--- Prompt ---
Leaving out every picture, quote the data below exactly as it appears.

--- Data lines ---
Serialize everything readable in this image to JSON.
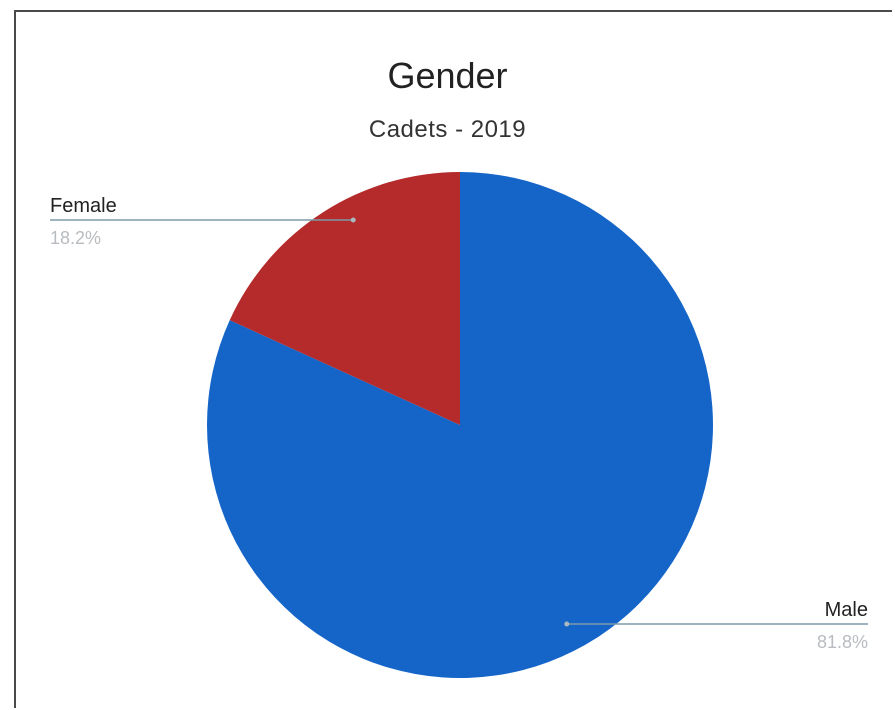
{
  "chart_data": {
    "type": "pie",
    "title": "Gender",
    "subtitle": "Cadets - 2019",
    "slices": [
      {
        "label": "Male",
        "value": 81.8,
        "display": "81.8%",
        "color": "#1565c9"
      },
      {
        "label": "Female",
        "value": 18.2,
        "display": "18.2%",
        "color": "#b52a2a"
      }
    ],
    "legend": "none",
    "label_style": "leader-lines"
  }
}
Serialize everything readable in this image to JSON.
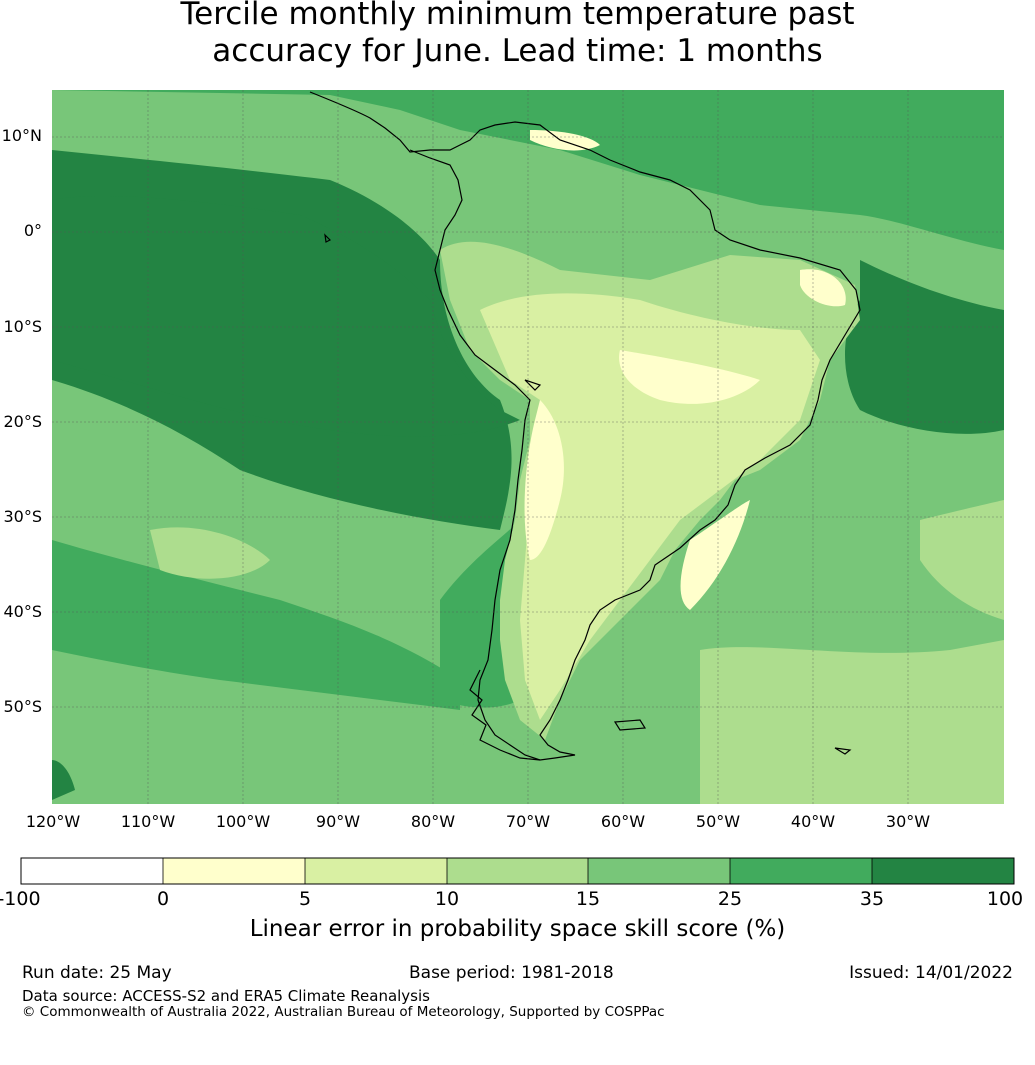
{
  "title": {
    "line1": "Tercile monthly minimum temperature past",
    "line2": "accuracy for June. Lead time: 1 months"
  },
  "map": {
    "region": "South America",
    "lat_labels": [
      "10°N",
      "0°",
      "10°S",
      "20°S",
      "30°S",
      "40°S",
      "50°S"
    ],
    "lon_labels": [
      "120°W",
      "110°W",
      "100°W",
      "90°W",
      "80°W",
      "70°W",
      "60°W",
      "50°W",
      "40°W",
      "30°W"
    ],
    "gridlines": true,
    "coastlines": true
  },
  "colorbar": {
    "ticks": [
      "-100",
      "0",
      "5",
      "10",
      "15",
      "25",
      "35",
      "100"
    ],
    "colors": [
      "#ffffff",
      "#ffffcc",
      "#d9f0a3",
      "#addd8e",
      "#78c679",
      "#41ab5d",
      "#238443"
    ],
    "label": "Linear error in probability space skill score (%)"
  },
  "footer": {
    "run_date": "Run date: 25 May",
    "base_period": "Base period: 1981-2018",
    "issued": "Issued: 14/01/2022",
    "data_source": "Data source: ACCESS-S2 and ERA5 Climate Reanalysis",
    "copyright": "© Commonwealth of Australia 2022, Australian Bureau of Meteorology, Supported by COSPPac"
  }
}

--- Result for this exercise ---
Serialize everything readable in this image to JSON.
{
  "chart_data": {
    "type": "pie",
    "title": "Gender",
    "subtitle": "Cadets - 2019",
    "slices": [
      {
        "label": "Male",
        "value": 81.8,
        "display": "81.8%",
        "color": "#1565c9"
      },
      {
        "label": "Female",
        "value": 18.2,
        "display": "18.2%",
        "color": "#b52a2a"
      }
    ],
    "legend": "none",
    "label_style": "leader-lines"
  }
}
Serialize everything readable in this image to JSON.
{
  "title": {
    "line1": "Tercile monthly minimum temperature past",
    "line2": "accuracy for June. Lead time: 1 months"
  },
  "map": {
    "region": "South America",
    "lat_labels": [
      "10°N",
      "0°",
      "10°S",
      "20°S",
      "30°S",
      "40°S",
      "50°S"
    ],
    "lon_labels": [
      "120°W",
      "110°W",
      "100°W",
      "90°W",
      "80°W",
      "70°W",
      "60°W",
      "50°W",
      "40°W",
      "30°W"
    ],
    "gridlines": true,
    "coastlines": true
  },
  "colorbar": {
    "ticks": [
      "-100",
      "0",
      "5",
      "10",
      "15",
      "25",
      "35",
      "100"
    ],
    "colors": [
      "#ffffff",
      "#ffffcc",
      "#d9f0a3",
      "#addd8e",
      "#78c679",
      "#41ab5d",
      "#238443"
    ],
    "label": "Linear error in probability space skill score (%)"
  },
  "footer": {
    "run_date": "Run date: 25 May",
    "base_period": "Base period: 1981-2018",
    "issued": "Issued: 14/01/2022",
    "data_source": "Data source: ACCESS-S2 and ERA5 Climate Reanalysis",
    "copyright": "© Commonwealth of Australia 2022, Australian Bureau of Meteorology, Supported by COSPPac"
  }
}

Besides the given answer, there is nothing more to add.